DO THIS:
In the material below, find all lines with the string "started" and copy them.

Data entries:
· · · · · · ·

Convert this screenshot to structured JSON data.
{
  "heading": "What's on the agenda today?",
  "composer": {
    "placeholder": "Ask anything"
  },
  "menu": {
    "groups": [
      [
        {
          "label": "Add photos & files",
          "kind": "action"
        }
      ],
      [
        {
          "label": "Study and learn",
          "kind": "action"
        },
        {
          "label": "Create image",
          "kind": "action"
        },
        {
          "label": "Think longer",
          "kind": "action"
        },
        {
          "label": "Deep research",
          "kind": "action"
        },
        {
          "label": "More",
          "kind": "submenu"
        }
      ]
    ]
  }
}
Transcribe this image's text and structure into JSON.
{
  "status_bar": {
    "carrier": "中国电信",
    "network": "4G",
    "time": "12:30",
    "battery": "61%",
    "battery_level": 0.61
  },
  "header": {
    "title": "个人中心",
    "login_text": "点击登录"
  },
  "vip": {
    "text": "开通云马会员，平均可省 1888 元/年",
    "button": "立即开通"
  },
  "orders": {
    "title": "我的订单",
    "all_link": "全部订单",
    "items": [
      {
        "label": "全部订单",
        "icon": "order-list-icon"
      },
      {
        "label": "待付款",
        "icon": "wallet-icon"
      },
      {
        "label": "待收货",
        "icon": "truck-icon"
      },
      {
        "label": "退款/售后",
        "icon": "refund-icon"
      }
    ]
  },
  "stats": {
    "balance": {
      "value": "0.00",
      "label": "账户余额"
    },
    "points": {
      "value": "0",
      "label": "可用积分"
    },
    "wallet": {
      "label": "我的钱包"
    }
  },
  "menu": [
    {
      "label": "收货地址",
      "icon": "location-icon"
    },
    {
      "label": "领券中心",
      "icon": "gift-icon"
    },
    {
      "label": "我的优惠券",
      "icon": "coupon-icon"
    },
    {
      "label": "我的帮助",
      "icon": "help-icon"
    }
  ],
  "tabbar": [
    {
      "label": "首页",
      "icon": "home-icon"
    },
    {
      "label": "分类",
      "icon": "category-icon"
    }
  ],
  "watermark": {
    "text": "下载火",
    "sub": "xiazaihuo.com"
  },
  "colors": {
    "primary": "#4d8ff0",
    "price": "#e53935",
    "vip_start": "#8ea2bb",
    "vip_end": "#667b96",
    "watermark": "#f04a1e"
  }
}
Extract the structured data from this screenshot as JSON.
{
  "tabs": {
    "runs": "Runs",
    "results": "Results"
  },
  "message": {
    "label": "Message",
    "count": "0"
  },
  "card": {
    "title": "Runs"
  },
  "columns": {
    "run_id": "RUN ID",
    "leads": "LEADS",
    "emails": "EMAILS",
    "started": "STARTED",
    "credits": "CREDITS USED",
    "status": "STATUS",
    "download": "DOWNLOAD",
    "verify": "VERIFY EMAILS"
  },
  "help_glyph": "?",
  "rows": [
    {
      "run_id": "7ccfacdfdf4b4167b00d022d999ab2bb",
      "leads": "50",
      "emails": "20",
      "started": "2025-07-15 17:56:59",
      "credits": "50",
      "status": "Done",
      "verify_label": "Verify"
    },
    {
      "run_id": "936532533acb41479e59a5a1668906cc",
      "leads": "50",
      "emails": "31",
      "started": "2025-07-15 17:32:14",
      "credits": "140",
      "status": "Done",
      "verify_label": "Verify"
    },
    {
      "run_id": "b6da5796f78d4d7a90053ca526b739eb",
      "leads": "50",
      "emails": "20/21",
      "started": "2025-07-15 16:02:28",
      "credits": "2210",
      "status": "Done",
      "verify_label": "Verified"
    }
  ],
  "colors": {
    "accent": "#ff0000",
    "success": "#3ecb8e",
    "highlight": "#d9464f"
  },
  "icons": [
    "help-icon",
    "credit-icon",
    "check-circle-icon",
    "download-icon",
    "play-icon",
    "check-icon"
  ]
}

· · · · · · ·

PROBLEM SOLUTION:
    "started": "STARTED",
      "started": "2025-07-15 17:56:59",
      "started": "2025-07-15 17:32:14",
      "started": "2025-07-15 16:02:28",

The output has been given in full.